EXERCISE DESCRIPTION: Sort through the entries below and pull out lines containing the word "Inclusion".

-*-

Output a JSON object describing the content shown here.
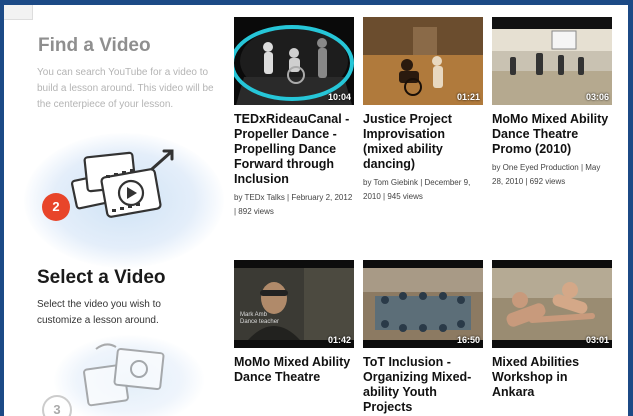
{
  "steps": [
    {
      "number": "2",
      "title": "Find a Video",
      "description": "You can search YouTube for a video to build a lesson around. This video will be the centerpiece of your lesson."
    },
    {
      "number": "3",
      "title": "Select a Video",
      "description": "Select the video you wish to customize a lesson around."
    }
  ],
  "videos": [
    {
      "title": "TEDxRideauCanal - Propeller Dance - Propelling Dance Forward through Inclusion",
      "meta": "by TEDx Talks | February 2, 2012 | 892 views",
      "duration": "10:04",
      "selected": true
    },
    {
      "title": "Justice Project Improvisation (mixed ability dancing)",
      "meta": "by Tom Giebink | December 9, 2010 | 945 views",
      "duration": "01:21"
    },
    {
      "title": "MoMo Mixed Ability Dance Theatre Promo (2010)",
      "meta": "by One Eyed Production | May 28, 2010 | 692 views",
      "duration": "03:06"
    },
    {
      "title": "MoMo Mixed Ability Dance Theatre",
      "meta": "",
      "duration": "01:42",
      "caption": "Mark Amb\nDance teacher"
    },
    {
      "title": "ToT Inclusion -Organizing Mixed-ability Youth Projects",
      "meta": "",
      "duration": "16:50"
    },
    {
      "title": "Mixed Abilities Workshop in Ankara",
      "meta": "",
      "duration": "03:01"
    }
  ],
  "colors": {
    "accent_red": "#e8452a",
    "selection_ring": "#26c6d8",
    "frame_blue": "#1c4a86"
  }
}
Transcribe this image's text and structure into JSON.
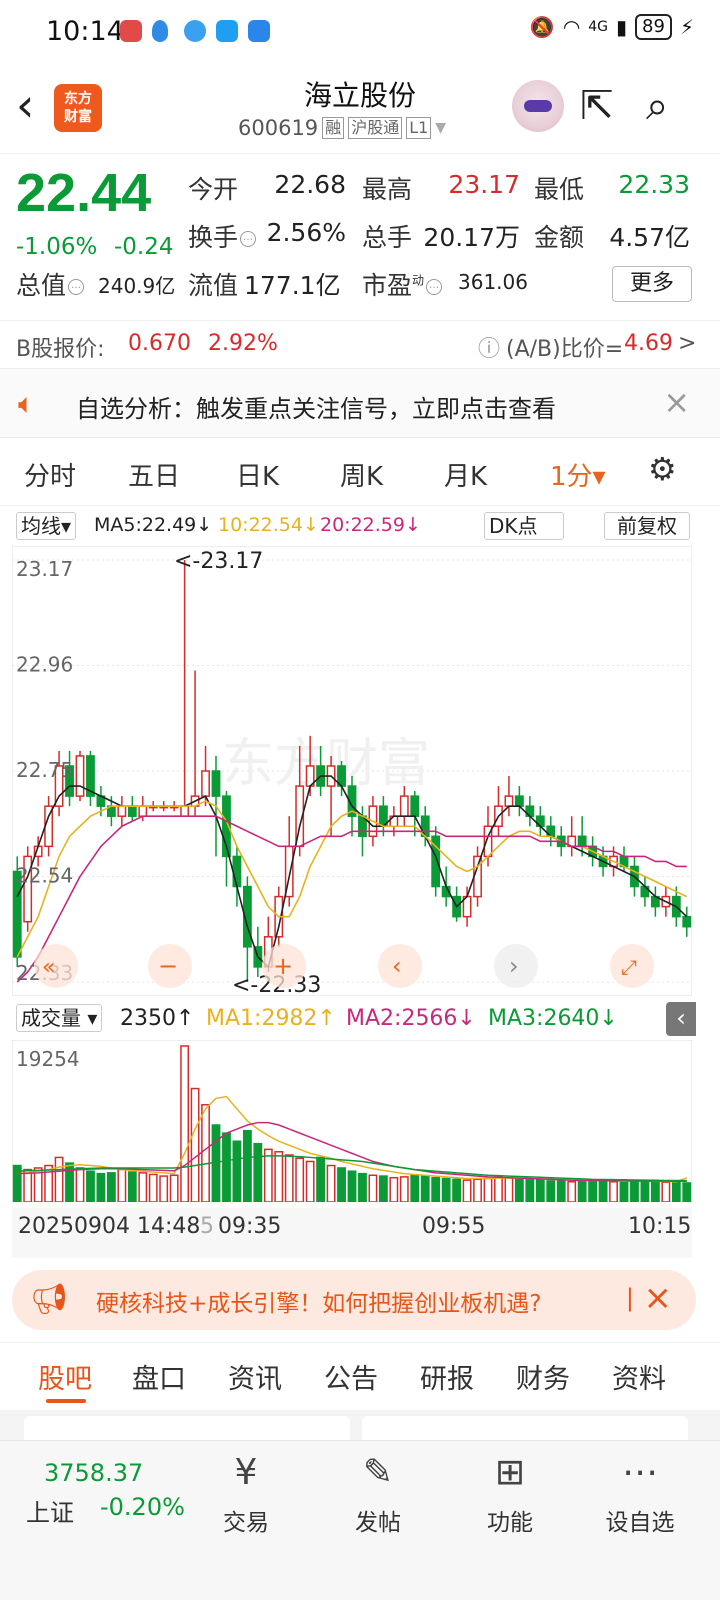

-*-

ANSWER TO THIS EXERCISE:
      "title": "TEDxRideauCanal - Propeller Dance - Propelling Dance Forward through Inclusion",
      "title": "ToT Inclusion -Organizing Mixed-ability Youth Projects",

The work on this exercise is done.